_What you should do_
All lines in which the word "安全的環境與設備" occurs are to be extracted.

[Saved data entries]
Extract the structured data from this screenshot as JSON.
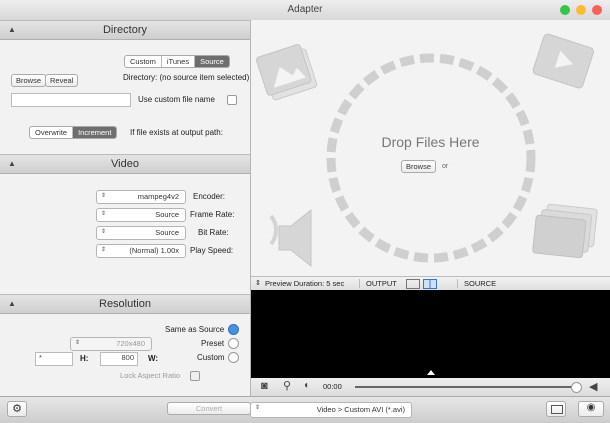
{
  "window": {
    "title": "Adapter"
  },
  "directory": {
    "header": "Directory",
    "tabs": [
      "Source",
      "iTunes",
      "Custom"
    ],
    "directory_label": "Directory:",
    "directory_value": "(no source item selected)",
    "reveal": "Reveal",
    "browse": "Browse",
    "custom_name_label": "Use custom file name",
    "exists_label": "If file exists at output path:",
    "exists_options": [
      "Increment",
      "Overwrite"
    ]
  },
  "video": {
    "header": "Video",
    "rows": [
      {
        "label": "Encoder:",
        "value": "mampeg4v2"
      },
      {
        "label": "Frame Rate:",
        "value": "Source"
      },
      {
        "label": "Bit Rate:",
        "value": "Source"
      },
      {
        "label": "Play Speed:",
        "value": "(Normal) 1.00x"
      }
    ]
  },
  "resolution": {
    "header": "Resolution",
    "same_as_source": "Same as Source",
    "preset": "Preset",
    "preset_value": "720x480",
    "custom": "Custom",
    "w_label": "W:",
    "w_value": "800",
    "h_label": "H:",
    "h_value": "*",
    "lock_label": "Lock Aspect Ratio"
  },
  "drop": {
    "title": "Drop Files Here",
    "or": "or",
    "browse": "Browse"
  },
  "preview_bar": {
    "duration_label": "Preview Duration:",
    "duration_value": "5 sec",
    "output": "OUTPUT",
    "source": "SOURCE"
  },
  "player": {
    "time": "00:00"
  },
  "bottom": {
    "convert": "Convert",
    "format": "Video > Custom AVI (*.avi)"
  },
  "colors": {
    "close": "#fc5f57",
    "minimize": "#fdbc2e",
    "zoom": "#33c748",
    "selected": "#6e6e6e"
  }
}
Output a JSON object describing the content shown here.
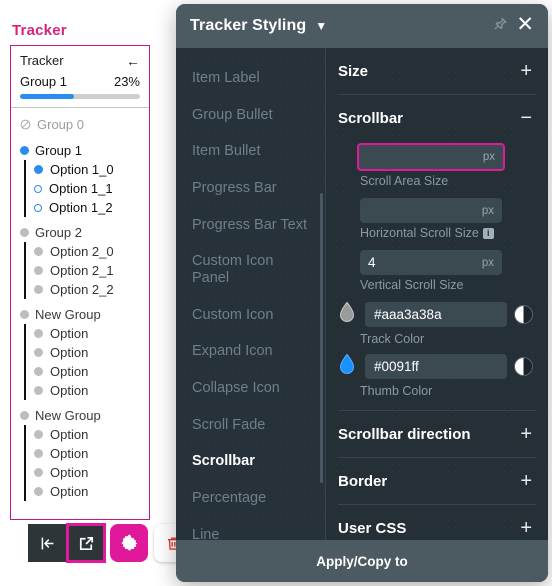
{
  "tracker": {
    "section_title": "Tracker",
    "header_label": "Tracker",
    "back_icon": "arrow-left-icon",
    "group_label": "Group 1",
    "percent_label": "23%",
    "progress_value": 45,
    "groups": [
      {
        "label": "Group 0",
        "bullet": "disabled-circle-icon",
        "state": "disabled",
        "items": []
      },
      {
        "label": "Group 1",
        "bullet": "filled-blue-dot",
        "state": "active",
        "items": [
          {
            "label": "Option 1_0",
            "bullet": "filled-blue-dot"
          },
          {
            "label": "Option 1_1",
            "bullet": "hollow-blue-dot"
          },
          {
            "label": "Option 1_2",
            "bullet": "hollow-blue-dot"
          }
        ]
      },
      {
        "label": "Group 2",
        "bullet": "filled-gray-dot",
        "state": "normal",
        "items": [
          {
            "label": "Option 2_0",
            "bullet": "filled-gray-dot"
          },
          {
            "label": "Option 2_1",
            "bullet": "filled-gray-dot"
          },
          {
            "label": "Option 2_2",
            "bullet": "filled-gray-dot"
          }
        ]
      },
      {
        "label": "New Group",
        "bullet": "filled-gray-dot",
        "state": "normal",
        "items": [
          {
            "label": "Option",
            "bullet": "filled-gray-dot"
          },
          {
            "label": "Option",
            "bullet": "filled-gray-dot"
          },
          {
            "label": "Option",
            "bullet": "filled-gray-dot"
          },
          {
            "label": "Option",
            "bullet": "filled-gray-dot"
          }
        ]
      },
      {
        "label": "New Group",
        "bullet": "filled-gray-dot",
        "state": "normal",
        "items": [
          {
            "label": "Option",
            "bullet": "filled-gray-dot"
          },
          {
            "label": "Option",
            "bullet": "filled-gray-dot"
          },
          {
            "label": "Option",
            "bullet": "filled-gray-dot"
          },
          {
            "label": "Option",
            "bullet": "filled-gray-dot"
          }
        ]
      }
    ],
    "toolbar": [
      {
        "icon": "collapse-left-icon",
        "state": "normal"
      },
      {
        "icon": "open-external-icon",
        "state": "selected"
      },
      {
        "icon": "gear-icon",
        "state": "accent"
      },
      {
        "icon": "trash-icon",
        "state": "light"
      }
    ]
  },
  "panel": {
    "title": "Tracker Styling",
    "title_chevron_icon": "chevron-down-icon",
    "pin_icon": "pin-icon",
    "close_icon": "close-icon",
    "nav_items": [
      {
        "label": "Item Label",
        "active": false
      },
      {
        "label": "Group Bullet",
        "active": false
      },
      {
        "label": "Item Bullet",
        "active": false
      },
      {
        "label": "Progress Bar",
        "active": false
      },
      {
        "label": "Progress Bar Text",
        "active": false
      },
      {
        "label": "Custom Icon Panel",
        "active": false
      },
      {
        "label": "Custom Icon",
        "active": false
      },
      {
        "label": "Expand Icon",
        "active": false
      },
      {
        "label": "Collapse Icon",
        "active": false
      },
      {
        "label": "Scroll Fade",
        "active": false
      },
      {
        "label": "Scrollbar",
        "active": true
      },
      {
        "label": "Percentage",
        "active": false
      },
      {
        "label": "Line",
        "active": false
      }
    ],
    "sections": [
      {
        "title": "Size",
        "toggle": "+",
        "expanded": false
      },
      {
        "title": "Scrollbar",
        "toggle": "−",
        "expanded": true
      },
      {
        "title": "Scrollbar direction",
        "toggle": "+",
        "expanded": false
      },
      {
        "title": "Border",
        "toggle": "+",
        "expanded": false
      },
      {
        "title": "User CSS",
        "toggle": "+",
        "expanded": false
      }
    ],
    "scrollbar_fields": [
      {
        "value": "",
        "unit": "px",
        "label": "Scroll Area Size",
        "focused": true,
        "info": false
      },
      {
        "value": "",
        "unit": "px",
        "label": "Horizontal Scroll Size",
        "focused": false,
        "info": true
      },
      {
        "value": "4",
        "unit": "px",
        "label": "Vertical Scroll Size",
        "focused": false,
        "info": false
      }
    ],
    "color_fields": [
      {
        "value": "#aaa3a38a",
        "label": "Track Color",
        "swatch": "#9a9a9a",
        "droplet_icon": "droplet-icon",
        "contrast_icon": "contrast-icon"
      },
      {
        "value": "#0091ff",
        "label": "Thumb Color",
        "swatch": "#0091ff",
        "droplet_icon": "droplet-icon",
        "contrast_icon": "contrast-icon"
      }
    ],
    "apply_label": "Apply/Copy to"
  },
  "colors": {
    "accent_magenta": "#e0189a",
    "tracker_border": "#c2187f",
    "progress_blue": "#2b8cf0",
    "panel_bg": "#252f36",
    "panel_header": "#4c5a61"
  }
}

==

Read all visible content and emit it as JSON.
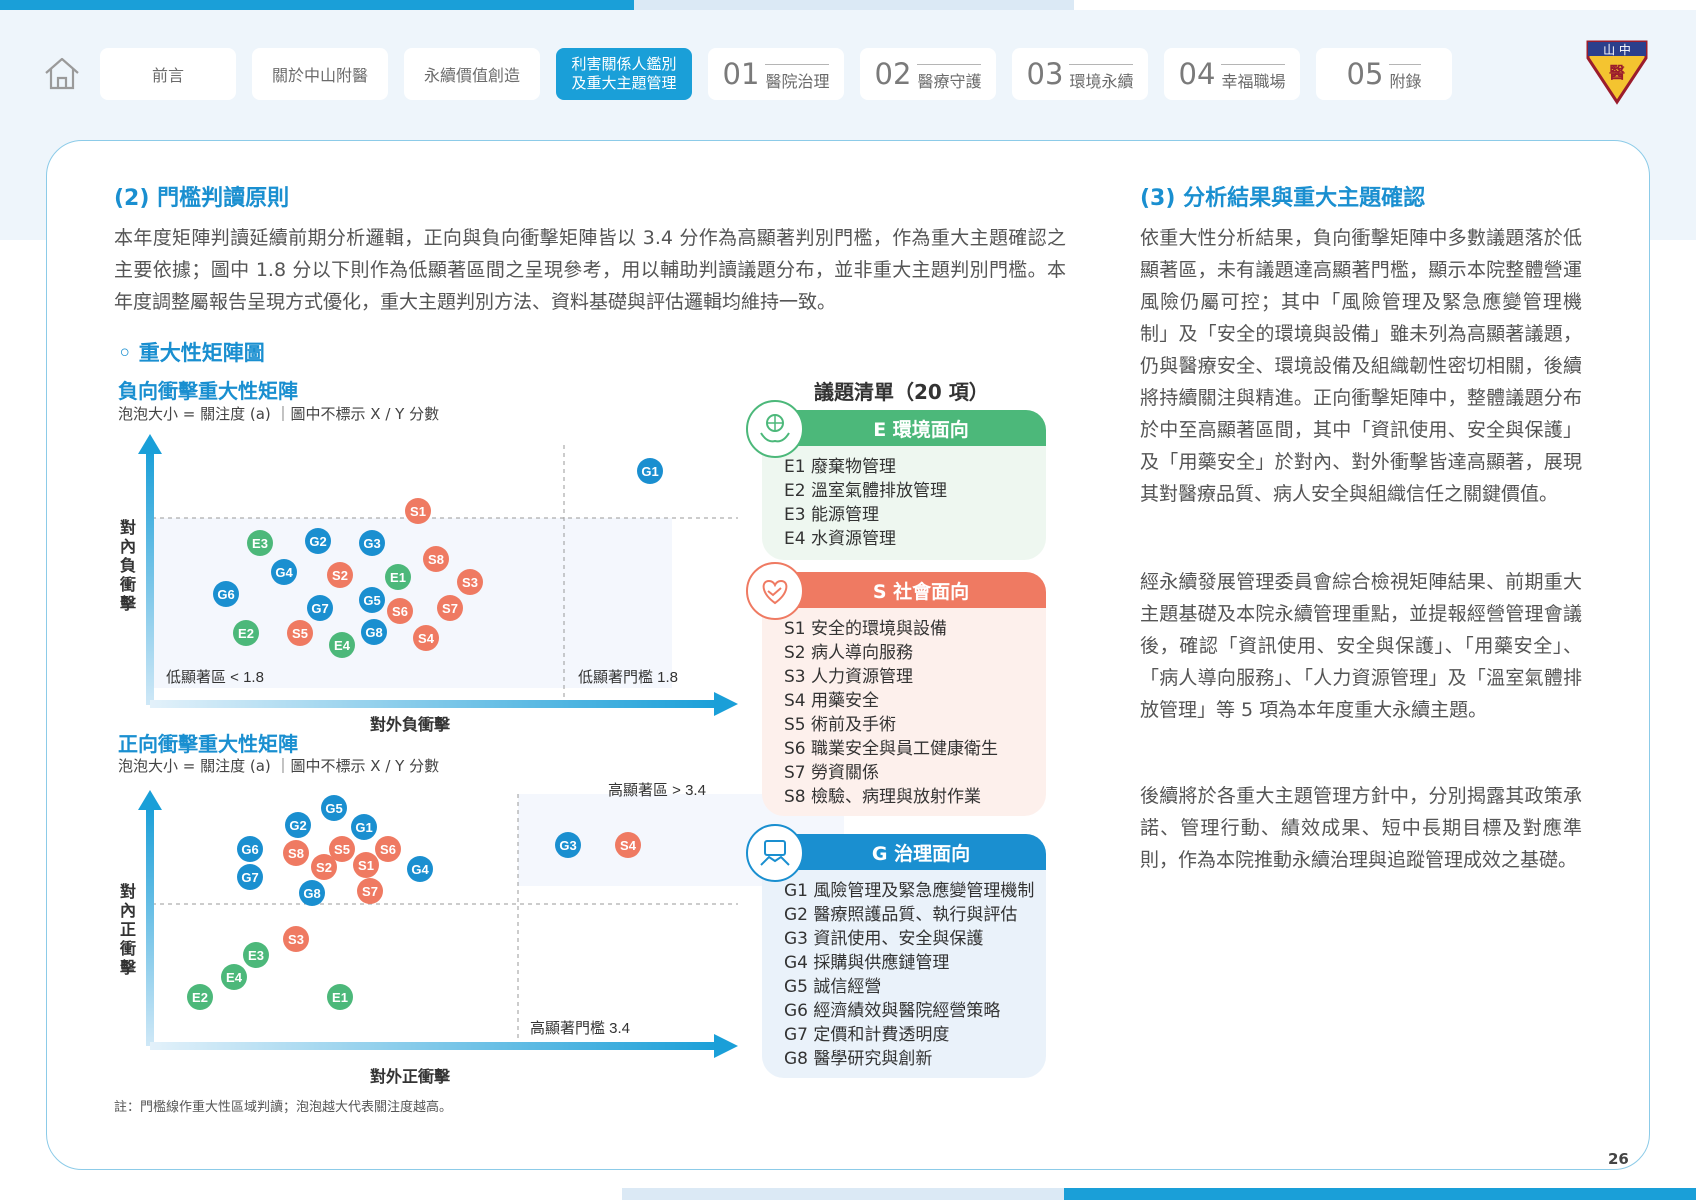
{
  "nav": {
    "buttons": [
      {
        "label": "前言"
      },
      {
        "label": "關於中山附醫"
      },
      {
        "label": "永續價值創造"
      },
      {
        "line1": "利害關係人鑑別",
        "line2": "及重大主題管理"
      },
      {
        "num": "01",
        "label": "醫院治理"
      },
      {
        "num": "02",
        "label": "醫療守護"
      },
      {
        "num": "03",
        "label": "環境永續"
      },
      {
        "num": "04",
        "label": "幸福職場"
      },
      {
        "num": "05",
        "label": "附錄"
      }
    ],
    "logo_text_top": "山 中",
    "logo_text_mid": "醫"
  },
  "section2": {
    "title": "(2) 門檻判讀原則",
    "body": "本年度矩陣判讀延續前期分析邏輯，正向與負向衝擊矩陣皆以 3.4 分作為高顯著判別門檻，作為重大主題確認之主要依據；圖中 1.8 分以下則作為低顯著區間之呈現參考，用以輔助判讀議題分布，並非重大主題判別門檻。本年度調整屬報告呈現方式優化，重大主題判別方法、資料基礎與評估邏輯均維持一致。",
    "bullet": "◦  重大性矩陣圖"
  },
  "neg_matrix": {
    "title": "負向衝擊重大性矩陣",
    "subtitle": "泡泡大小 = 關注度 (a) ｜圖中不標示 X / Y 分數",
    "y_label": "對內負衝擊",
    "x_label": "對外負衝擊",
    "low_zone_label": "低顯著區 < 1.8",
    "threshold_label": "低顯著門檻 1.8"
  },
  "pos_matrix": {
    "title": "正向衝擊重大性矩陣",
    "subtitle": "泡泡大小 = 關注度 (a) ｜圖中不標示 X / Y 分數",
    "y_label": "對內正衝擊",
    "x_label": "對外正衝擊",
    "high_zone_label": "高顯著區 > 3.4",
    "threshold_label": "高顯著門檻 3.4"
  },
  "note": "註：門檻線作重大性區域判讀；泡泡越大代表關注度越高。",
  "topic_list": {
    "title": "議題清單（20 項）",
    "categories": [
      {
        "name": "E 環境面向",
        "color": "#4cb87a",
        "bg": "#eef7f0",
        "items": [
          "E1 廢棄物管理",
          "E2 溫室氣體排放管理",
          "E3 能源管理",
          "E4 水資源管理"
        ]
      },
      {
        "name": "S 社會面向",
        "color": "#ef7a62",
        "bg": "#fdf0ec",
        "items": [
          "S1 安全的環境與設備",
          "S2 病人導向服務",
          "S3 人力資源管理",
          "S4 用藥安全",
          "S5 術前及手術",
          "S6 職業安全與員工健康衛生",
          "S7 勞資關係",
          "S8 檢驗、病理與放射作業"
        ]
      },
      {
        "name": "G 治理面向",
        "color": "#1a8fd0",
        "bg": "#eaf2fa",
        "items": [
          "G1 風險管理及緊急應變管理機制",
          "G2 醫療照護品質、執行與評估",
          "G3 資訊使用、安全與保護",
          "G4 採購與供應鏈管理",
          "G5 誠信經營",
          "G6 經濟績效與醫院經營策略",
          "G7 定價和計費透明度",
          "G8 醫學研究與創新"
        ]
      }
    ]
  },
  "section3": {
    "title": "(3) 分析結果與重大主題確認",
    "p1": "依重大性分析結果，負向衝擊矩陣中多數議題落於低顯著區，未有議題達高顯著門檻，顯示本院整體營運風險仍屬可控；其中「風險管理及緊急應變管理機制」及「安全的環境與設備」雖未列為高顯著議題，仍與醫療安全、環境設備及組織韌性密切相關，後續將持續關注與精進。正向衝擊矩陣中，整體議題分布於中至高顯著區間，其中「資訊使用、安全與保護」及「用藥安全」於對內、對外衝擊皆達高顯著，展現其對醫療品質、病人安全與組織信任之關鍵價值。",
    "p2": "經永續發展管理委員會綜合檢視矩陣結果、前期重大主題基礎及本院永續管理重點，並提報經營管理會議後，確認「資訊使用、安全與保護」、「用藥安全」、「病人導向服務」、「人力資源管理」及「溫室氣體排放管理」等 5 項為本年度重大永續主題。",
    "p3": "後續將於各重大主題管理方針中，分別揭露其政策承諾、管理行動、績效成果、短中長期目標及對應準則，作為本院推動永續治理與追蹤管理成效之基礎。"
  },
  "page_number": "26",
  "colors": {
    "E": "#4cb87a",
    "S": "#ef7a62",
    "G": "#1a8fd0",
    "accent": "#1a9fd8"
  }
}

---

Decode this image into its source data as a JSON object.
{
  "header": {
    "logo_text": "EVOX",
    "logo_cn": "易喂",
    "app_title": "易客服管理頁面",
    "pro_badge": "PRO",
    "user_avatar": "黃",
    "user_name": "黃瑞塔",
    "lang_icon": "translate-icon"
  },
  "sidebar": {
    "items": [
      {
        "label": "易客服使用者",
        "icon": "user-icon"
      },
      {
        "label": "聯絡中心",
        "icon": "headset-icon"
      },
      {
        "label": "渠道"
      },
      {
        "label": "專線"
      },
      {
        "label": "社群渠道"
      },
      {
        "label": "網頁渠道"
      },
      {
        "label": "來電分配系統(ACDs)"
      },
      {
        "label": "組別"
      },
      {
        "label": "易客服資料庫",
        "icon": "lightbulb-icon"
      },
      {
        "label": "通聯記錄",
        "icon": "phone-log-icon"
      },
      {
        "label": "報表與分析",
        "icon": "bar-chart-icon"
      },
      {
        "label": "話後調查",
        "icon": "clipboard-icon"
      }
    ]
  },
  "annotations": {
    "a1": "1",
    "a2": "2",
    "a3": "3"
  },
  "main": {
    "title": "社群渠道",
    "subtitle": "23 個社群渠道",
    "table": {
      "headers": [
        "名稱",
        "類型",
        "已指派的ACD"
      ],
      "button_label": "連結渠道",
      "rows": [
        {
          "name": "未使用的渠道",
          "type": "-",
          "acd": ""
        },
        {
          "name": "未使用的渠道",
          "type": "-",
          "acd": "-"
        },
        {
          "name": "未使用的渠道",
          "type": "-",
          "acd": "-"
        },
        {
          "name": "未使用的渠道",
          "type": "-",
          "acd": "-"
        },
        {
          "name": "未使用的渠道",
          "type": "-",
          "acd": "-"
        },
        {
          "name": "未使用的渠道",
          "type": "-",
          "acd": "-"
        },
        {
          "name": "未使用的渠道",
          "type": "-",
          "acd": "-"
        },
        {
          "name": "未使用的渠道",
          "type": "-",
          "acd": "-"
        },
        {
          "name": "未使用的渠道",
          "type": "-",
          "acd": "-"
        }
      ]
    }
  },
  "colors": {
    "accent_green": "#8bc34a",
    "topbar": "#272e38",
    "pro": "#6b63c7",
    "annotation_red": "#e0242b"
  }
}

_Written reply_
          "S1 安全的環境與設備",
    "p1": "依重大性分析結果，負向衝擊矩陣中多數議題落於低顯著區，未有議題達高顯著門檻，顯示本院整體營運風險仍屬可控；其中「風險管理及緊急應變管理機制」及「安全的環境與設備」雖未列為高顯著議題，仍與醫療安全、環境設備及組織韌性密切相關，後續將持續關注與精進。正向衝擊矩陣中，整體議題分布於中至高顯著區間，其中「資訊使用、安全與保護」及「用藥安全」於對內、對外衝擊皆達高顯著，展現其對醫療品質、病人安全與組織信任之關鍵價值。",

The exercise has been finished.